*Set exercise*.
Show all lines from the listing below that contain "xlabel".

*Data for this exercise*.
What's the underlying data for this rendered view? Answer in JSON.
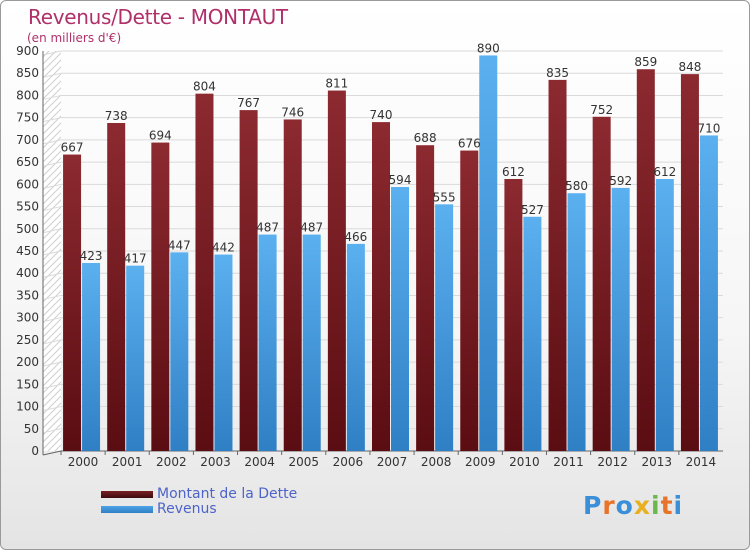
{
  "title": "Revenus/Dette - MONTAUT",
  "subtitle": "(en milliers d'€)",
  "logo_text": "Proxiti",
  "colors": {
    "dette": "#7a1e24",
    "revenus": "#4fa3e6",
    "title": "#b0306a",
    "legend_text": "#4d63c9"
  },
  "legend": [
    {
      "label": "Montant de la Dette",
      "color": "#7a1e24"
    },
    {
      "label": "Revenus",
      "color": "#4fa3e6"
    }
  ],
  "chart_data": {
    "type": "bar",
    "title": "Revenus/Dette - MONTAUT",
    "subtitle": "(en milliers d'€)",
    "categories": [
      "2000",
      "2001",
      "2002",
      "2003",
      "2004",
      "2005",
      "2006",
      "2007",
      "2008",
      "2009",
      "2010",
      "2011",
      "2012",
      "2013",
      "2014"
    ],
    "series": [
      {
        "name": "Montant de la Dette",
        "values": [
          667,
          738,
          694,
          804,
          767,
          746,
          811,
          740,
          688,
          676,
          612,
          835,
          752,
          859,
          848
        ]
      },
      {
        "name": "Revenus",
        "values": [
          423,
          417,
          447,
          442,
          487,
          487,
          466,
          594,
          555,
          890,
          527,
          580,
          592,
          612,
          710
        ]
      }
    ],
    "ylim": [
      0,
      900
    ],
    "yticks": [
      0,
      50,
      100,
      150,
      200,
      250,
      300,
      350,
      400,
      450,
      500,
      550,
      600,
      650,
      700,
      750,
      800,
      850,
      900
    ],
    "grid": true,
    "legend_position": "bottom-left"
  }
}
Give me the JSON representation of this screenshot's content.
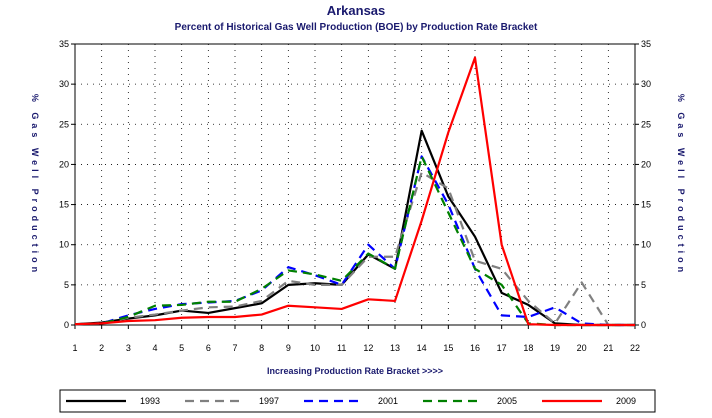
{
  "chart_data": {
    "type": "line",
    "title": "Arkansas",
    "subtitle": "Percent of Historical Gas Well Production (BOE) by Production Rate Bracket",
    "xlabel": "Increasing Production Rate Bracket >>>>",
    "ylabel": "% Gas Well Production",
    "x": [
      1,
      2,
      3,
      4,
      5,
      6,
      7,
      8,
      9,
      10,
      11,
      12,
      13,
      14,
      15,
      16,
      17,
      18,
      19,
      20,
      21,
      22
    ],
    "xlim": [
      1,
      22
    ],
    "ylim": [
      0,
      35
    ],
    "yticks": [
      0,
      5,
      10,
      15,
      20,
      25,
      30,
      35
    ],
    "grid": true,
    "legend_position": "bottom",
    "series": [
      {
        "name": "1993",
        "color": "#000000",
        "dash": "solid",
        "values": [
          0.1,
          0.3,
          0.8,
          1.2,
          1.8,
          1.5,
          2.1,
          2.7,
          5.0,
          5.2,
          5.0,
          8.8,
          7.0,
          24.2,
          16.0,
          11.0,
          4.0,
          2.5,
          0.2,
          0,
          0,
          0
        ]
      },
      {
        "name": "1997",
        "color": "#808080",
        "dash": "dash",
        "values": [
          0.1,
          0.2,
          0.9,
          1.3,
          1.8,
          2.2,
          2.3,
          3.0,
          5.5,
          5.0,
          5.0,
          8.5,
          8.5,
          19.0,
          17.0,
          8.0,
          7.0,
          3.0,
          0.2,
          5.3,
          0,
          0
        ]
      },
      {
        "name": "2001",
        "color": "#0000ff",
        "dash": "dash",
        "values": [
          0.1,
          0.2,
          1.2,
          2.0,
          2.6,
          2.8,
          3.0,
          4.3,
          7.2,
          6.2,
          5.0,
          10.0,
          7.0,
          21.0,
          15.0,
          7.0,
          1.2,
          1.0,
          2.2,
          0.2,
          0,
          0
        ]
      },
      {
        "name": "2005",
        "color": "#008000",
        "dash": "dash",
        "values": [
          0.1,
          0.2,
          1.0,
          2.4,
          2.5,
          2.9,
          2.9,
          4.5,
          6.8,
          6.3,
          5.5,
          8.9,
          7.0,
          21.0,
          14.0,
          7.0,
          5.0,
          0.2,
          0,
          0,
          0,
          0
        ]
      },
      {
        "name": "2009",
        "color": "#ff0000",
        "dash": "solid",
        "values": [
          0.1,
          0.2,
          0.5,
          0.6,
          0.9,
          1.0,
          1.0,
          1.3,
          2.4,
          2.2,
          2.0,
          3.2,
          3.0,
          13.0,
          24.0,
          33.3,
          10.0,
          0.1,
          0,
          0,
          0,
          0
        ]
      }
    ]
  }
}
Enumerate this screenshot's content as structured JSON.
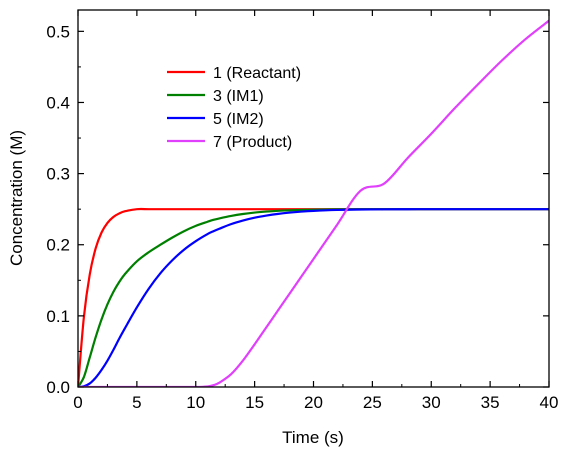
{
  "chart_data": {
    "type": "line",
    "xlabel": "Time (s)",
    "ylabel": "Concentration (M)",
    "xlim": [
      0,
      40
    ],
    "ylim": [
      0,
      0.53
    ],
    "xticks": [
      0,
      5,
      10,
      15,
      20,
      25,
      30,
      35,
      40
    ],
    "yticks": [
      0.0,
      0.1,
      0.2,
      0.3,
      0.4,
      0.5
    ],
    "xtick_labels": [
      "0",
      "5",
      "10",
      "15",
      "20",
      "25",
      "30",
      "35",
      "40"
    ],
    "ytick_labels": [
      "0.0",
      "0.1",
      "0.2",
      "0.3",
      "0.4",
      "0.5"
    ],
    "grid": false,
    "legend_position": "upper-left",
    "x": [
      0,
      0.5,
      1,
      1.5,
      2,
      2.5,
      3,
      3.5,
      4,
      5,
      6,
      7,
      8,
      9,
      10,
      11,
      11.5,
      12,
      13,
      14,
      15,
      16,
      17,
      18,
      19,
      20,
      22,
      24,
      26,
      28,
      30,
      32,
      34,
      36,
      38,
      40
    ],
    "series": [
      {
        "name": "1 (Reactant)",
        "color": "#ff0000",
        "values": [
          0.0,
          0.0984,
          0.1584,
          0.1949,
          0.2172,
          0.2307,
          0.239,
          0.244,
          0.2471,
          0.25,
          0.25,
          0.25,
          0.25,
          0.25,
          0.25,
          0.25,
          0.25,
          0.25,
          0.25,
          0.25,
          0.25,
          0.25,
          0.25,
          0.25,
          0.25,
          0.25,
          0.25,
          0.25,
          0.25,
          0.25,
          0.25,
          0.25,
          0.25,
          0.25,
          0.25,
          0.25
        ]
      },
      {
        "name": "3 (IM1)",
        "color": "#008000",
        "values": [
          0.0,
          0.014,
          0.0417,
          0.07,
          0.0951,
          0.1162,
          0.1336,
          0.1476,
          0.159,
          0.1767,
          0.1894,
          0.2,
          0.21,
          0.219,
          0.2265,
          0.2323,
          0.235,
          0.237,
          0.2405,
          0.2432,
          0.2452,
          0.2466,
          0.2477,
          0.2484,
          0.2489,
          0.2493,
          0.2497,
          0.2499,
          0.25,
          0.25,
          0.25,
          0.25,
          0.25,
          0.25,
          0.25,
          0.25
        ]
      },
      {
        "name": "5 (IM2)",
        "color": "#0000ff",
        "values": [
          0.0,
          0.001,
          0.005,
          0.013,
          0.024,
          0.037,
          0.052,
          0.068,
          0.083,
          0.112,
          0.138,
          0.16,
          0.178,
          0.193,
          0.205,
          0.215,
          0.219,
          0.2225,
          0.229,
          0.234,
          0.238,
          0.241,
          0.2434,
          0.2452,
          0.2466,
          0.2476,
          0.2489,
          0.2495,
          0.2498,
          0.2499,
          0.25,
          0.25,
          0.25,
          0.25,
          0.25,
          0.25
        ]
      },
      {
        "name": "7 (Product)",
        "color": "#e040fb",
        "values": [
          0.0,
          0.0,
          0.0,
          0.0,
          0.0,
          0.0,
          0.0,
          0.0,
          0.0,
          0.0,
          0.0,
          0.0,
          0.0,
          0.0,
          0.0,
          0.0008,
          0.0025,
          0.006,
          0.018,
          0.037,
          0.06,
          0.084,
          0.108,
          0.132,
          0.156,
          0.18,
          0.228,
          0.276,
          0.286,
          0.322,
          0.356,
          0.392,
          0.426,
          0.459,
          0.489,
          0.515
        ]
      }
    ]
  }
}
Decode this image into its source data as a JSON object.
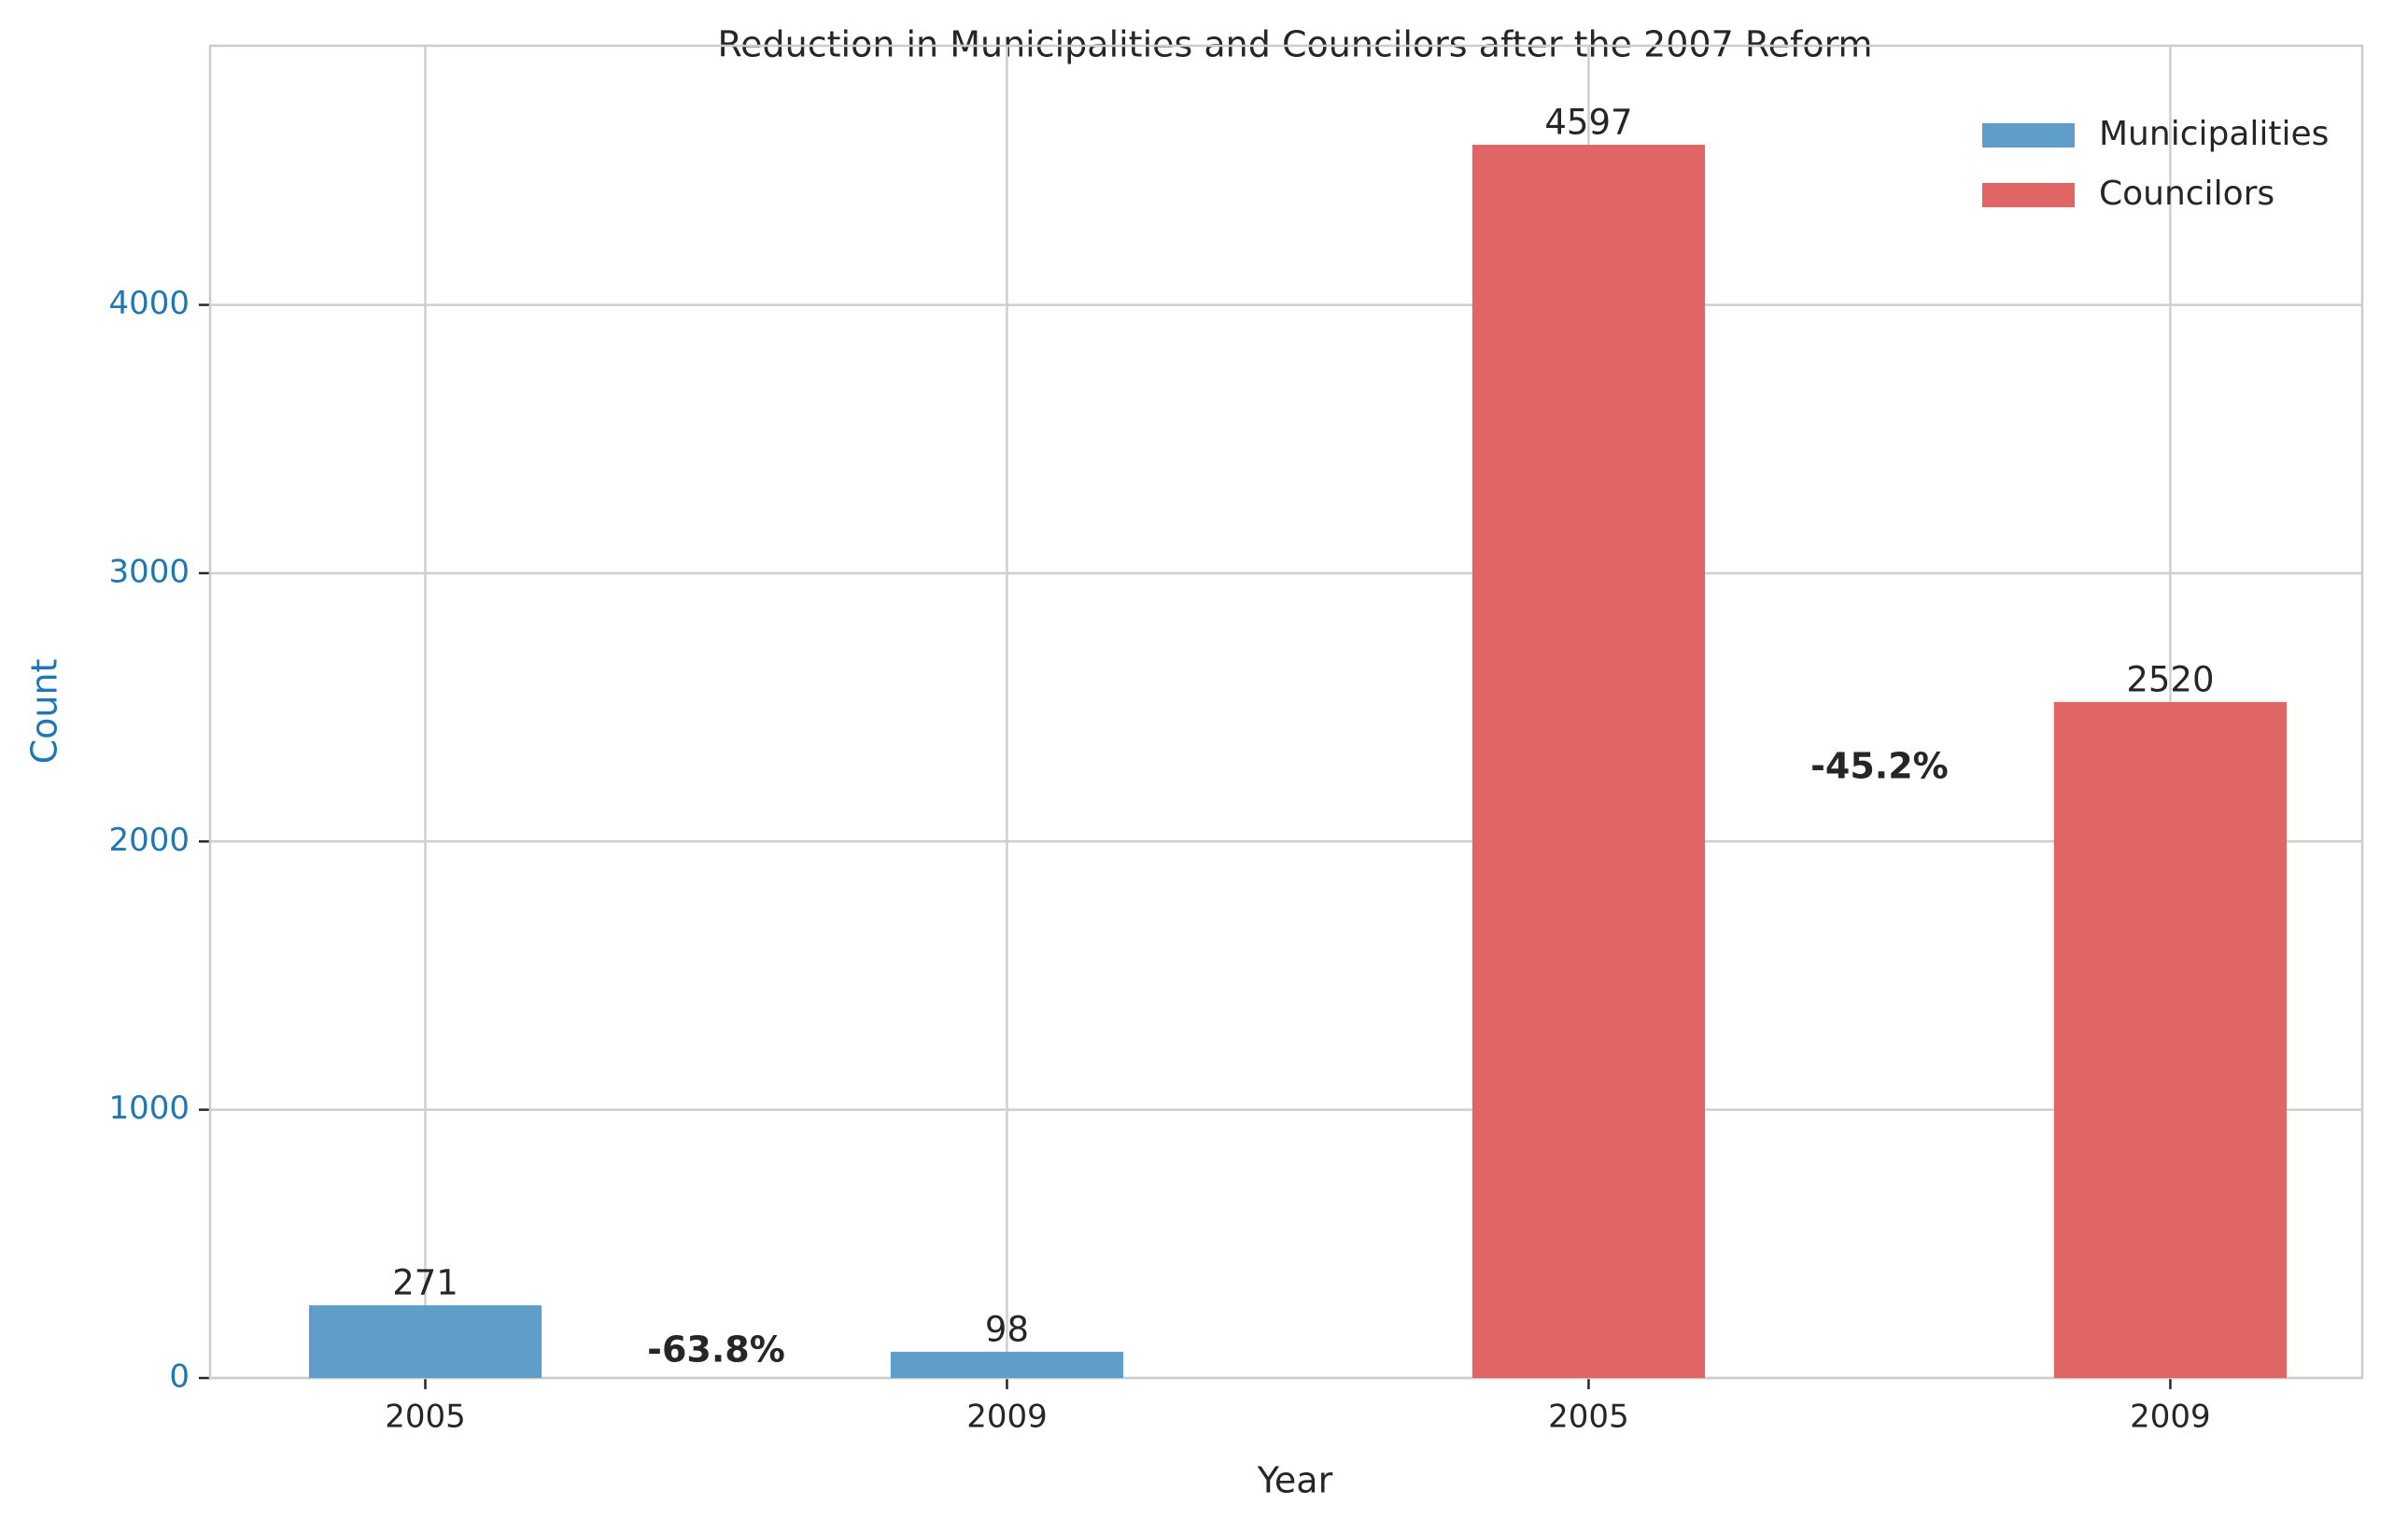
{
  "chart_data": {
    "type": "bar",
    "title": "Reduction in Municipalities and Councilors after the 2007 Reform",
    "x_label": "Year",
    "y_label": "Count",
    "categories": [
      "2005",
      "2009",
      "2005",
      "2009"
    ],
    "series": [
      {
        "name": "Municipalities",
        "color": "#5f9ec9",
        "values": [
          271,
          98,
          null,
          null
        ]
      },
      {
        "name": "Councilors",
        "color": "#e06666",
        "values": [
          null,
          null,
          4597,
          2520
        ]
      }
    ],
    "annotations": [
      "-63.8%",
      "-45.2%"
    ],
    "ylim": [
      0,
      4966
    ],
    "yticks": [
      0,
      1000,
      2000,
      3000,
      4000
    ],
    "grid": true,
    "legend": "upper right"
  }
}
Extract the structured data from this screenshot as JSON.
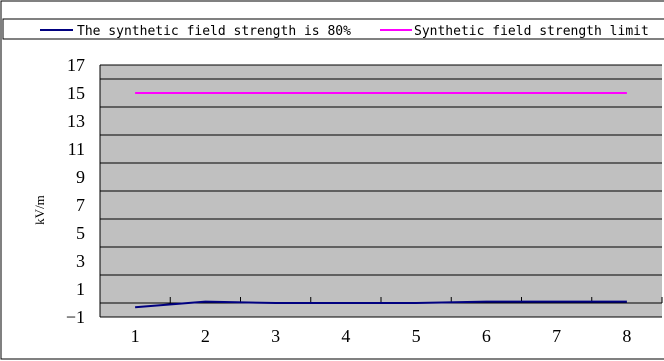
{
  "chart_data": {
    "type": "line",
    "x": [
      1,
      2,
      3,
      4,
      5,
      6,
      7,
      8
    ],
    "series": [
      {
        "name": "The synthetic field strength is 80%",
        "color": "#000080",
        "values": [
          -0.3,
          0.1,
          0.0,
          0.0,
          0.0,
          0.1,
          0.1,
          0.1
        ]
      },
      {
        "name": "Synthetic field strength limit",
        "color": "#FF00FF",
        "values": [
          15,
          15,
          15,
          15,
          15,
          15,
          15,
          15
        ]
      }
    ],
    "ylabel": "kV/m",
    "ylim": [
      -1,
      17
    ],
    "yticks": [
      -1,
      1,
      3,
      5,
      7,
      9,
      11,
      13,
      15,
      17
    ],
    "xticks": [
      1,
      2,
      3,
      4,
      5,
      6,
      7,
      8
    ],
    "grid": true,
    "legend_position": "top",
    "plot_background": "#C0C0C0"
  }
}
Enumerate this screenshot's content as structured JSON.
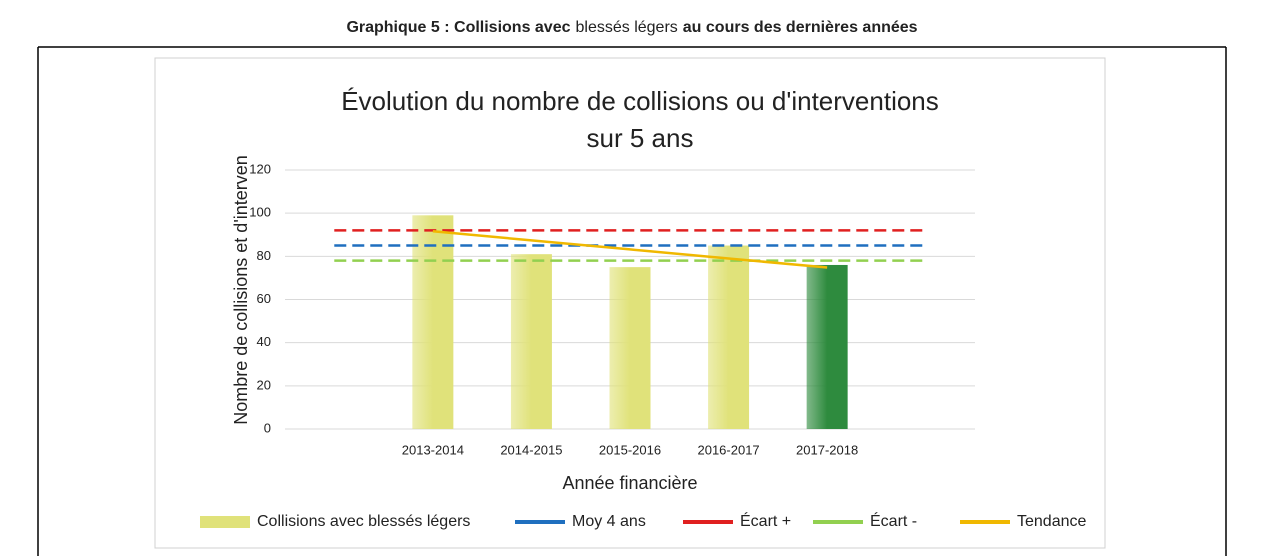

*Right answer*.
    "xlabel": "Increasing Production Rate Bracket >>>>",
    "xlabel": "Time (s)",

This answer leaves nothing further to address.